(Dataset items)
========================
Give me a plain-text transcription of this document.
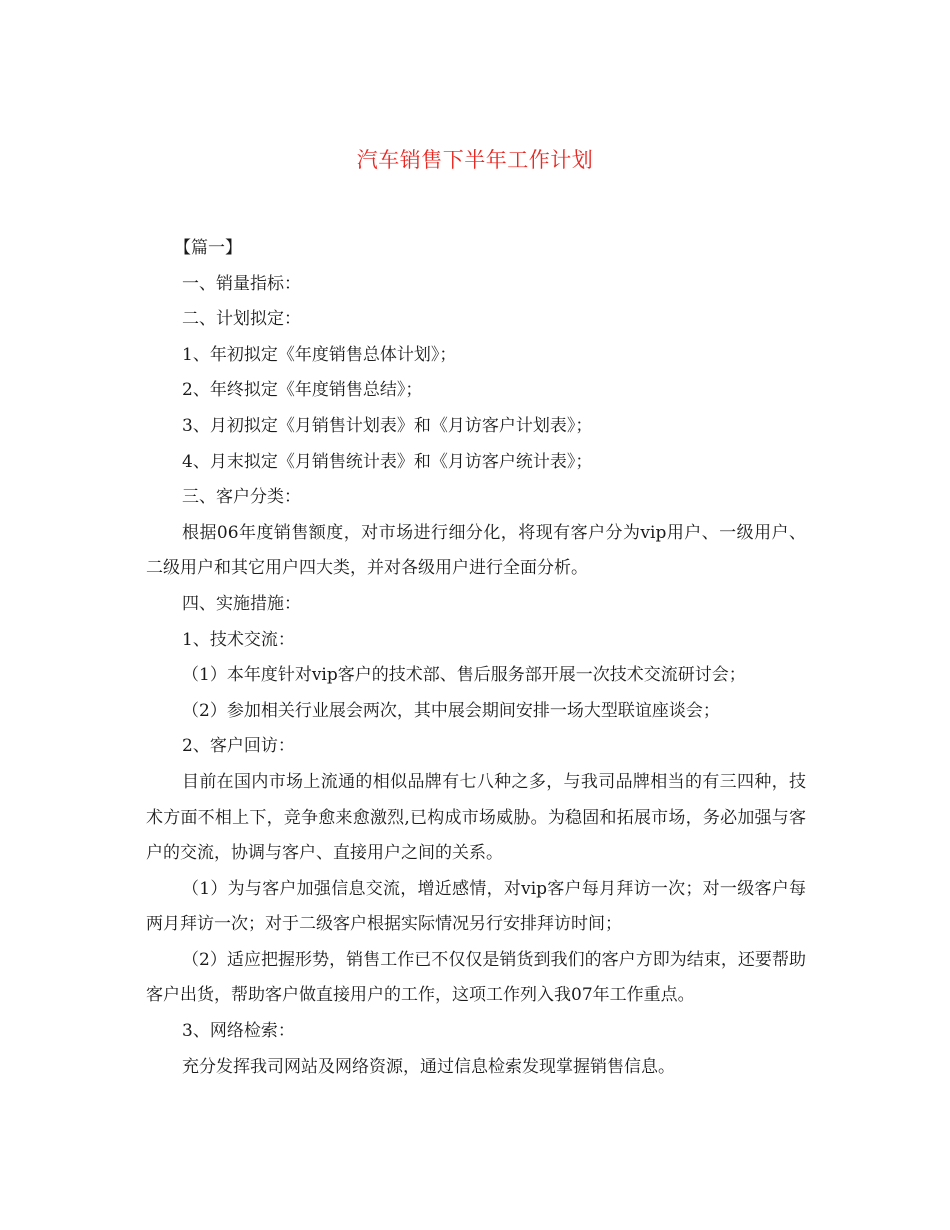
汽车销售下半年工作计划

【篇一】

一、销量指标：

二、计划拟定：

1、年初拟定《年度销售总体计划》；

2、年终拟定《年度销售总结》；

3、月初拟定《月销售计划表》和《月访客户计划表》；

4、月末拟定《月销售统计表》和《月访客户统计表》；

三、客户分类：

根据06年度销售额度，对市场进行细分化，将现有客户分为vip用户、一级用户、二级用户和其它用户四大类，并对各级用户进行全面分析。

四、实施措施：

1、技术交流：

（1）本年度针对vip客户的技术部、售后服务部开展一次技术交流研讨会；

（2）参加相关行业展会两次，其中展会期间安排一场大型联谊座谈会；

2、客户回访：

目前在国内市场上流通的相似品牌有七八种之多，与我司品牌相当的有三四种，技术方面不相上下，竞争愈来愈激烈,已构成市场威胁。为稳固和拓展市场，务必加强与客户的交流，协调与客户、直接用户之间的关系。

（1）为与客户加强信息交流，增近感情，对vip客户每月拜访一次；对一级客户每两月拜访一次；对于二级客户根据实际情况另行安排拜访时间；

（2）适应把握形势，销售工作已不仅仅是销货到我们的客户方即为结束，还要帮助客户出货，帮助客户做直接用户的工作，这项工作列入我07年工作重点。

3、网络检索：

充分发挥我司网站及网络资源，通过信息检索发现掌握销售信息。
========================
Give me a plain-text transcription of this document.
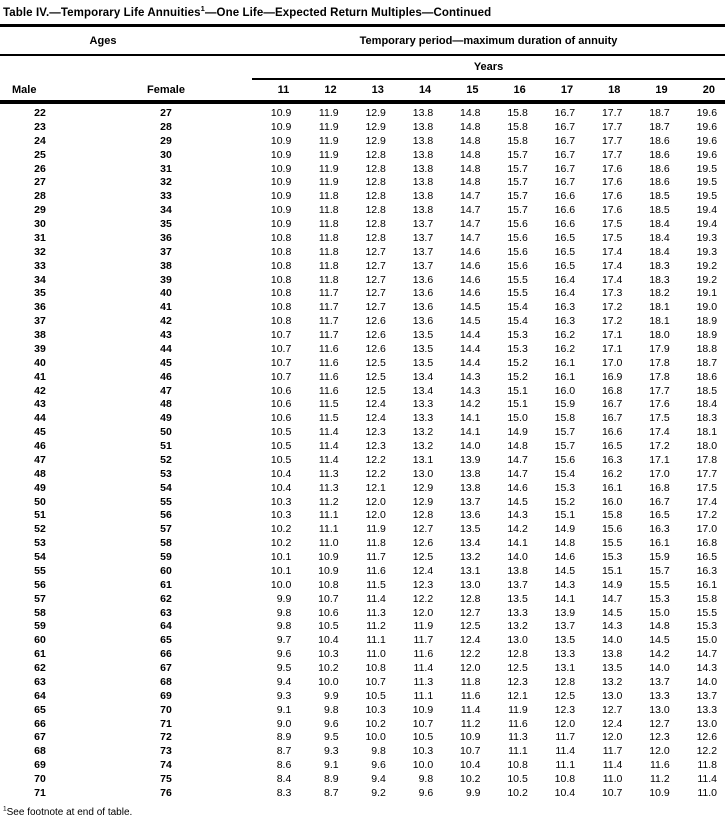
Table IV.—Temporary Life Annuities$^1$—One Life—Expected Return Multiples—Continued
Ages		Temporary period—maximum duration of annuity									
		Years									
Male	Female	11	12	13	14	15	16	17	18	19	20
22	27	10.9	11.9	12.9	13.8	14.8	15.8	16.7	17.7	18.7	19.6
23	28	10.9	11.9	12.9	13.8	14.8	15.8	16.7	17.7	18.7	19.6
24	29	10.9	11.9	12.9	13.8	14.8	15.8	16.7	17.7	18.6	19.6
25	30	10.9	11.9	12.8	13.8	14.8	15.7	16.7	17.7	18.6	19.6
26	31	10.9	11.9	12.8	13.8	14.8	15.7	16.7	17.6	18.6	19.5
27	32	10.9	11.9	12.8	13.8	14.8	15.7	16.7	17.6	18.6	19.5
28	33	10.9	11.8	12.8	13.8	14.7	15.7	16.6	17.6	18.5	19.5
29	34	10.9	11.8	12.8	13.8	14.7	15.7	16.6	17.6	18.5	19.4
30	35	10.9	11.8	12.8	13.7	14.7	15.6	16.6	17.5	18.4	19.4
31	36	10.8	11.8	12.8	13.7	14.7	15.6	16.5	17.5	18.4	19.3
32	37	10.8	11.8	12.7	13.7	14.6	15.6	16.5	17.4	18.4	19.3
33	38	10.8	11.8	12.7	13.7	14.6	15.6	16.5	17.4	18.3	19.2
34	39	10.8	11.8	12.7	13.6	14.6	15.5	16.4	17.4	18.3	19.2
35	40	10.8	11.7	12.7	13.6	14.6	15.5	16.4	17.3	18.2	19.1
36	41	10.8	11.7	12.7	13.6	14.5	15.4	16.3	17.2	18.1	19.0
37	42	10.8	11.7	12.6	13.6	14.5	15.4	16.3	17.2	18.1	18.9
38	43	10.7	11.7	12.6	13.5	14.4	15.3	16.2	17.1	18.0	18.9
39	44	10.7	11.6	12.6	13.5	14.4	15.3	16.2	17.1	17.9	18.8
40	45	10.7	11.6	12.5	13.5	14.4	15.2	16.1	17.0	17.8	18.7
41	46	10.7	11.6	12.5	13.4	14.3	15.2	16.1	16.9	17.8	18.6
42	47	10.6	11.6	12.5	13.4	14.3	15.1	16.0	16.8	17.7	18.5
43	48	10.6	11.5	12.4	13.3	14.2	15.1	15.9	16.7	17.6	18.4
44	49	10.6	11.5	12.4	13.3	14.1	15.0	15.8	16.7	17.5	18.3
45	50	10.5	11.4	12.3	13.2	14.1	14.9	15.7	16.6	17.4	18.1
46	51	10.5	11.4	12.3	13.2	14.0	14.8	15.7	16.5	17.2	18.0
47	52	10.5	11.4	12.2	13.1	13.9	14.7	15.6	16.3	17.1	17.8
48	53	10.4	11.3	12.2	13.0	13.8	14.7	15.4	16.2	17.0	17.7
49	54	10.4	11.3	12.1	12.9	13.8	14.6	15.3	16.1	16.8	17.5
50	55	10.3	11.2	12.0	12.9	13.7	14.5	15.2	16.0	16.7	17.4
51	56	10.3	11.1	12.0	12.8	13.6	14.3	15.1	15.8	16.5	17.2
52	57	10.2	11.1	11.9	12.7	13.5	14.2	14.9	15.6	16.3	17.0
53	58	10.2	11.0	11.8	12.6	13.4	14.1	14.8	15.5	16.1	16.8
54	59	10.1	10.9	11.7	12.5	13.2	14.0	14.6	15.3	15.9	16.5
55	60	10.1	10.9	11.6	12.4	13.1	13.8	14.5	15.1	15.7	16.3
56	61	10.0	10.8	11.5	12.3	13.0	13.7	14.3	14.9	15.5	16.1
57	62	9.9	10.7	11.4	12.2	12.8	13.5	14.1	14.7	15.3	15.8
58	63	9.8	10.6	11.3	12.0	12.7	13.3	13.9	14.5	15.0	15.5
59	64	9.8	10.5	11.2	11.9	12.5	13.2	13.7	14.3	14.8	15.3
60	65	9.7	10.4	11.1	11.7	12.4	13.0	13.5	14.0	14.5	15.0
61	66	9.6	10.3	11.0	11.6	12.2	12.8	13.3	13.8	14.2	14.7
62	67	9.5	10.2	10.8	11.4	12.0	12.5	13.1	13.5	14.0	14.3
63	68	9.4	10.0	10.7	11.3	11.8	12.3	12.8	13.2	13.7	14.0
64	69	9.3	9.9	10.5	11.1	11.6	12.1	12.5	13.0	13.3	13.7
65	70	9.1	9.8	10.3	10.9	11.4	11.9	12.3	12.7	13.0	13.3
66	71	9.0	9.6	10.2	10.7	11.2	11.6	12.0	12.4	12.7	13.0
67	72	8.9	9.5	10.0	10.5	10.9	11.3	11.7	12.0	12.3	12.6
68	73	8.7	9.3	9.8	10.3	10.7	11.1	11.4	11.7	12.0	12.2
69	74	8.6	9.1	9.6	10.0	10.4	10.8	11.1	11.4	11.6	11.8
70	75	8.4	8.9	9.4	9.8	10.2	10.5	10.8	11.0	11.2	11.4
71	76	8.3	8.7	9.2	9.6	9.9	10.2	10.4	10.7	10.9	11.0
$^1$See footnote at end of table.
========================
> _THE PROBLEM_
Pull out all lines containing the word "Temporary" from the entries above.

> _RESPONSE_
Table IV.—Temporary Life Annuities$^1$—One Life—Expected Return Multiples—Continued
Ages		Temporary period—maximum duration of annuity									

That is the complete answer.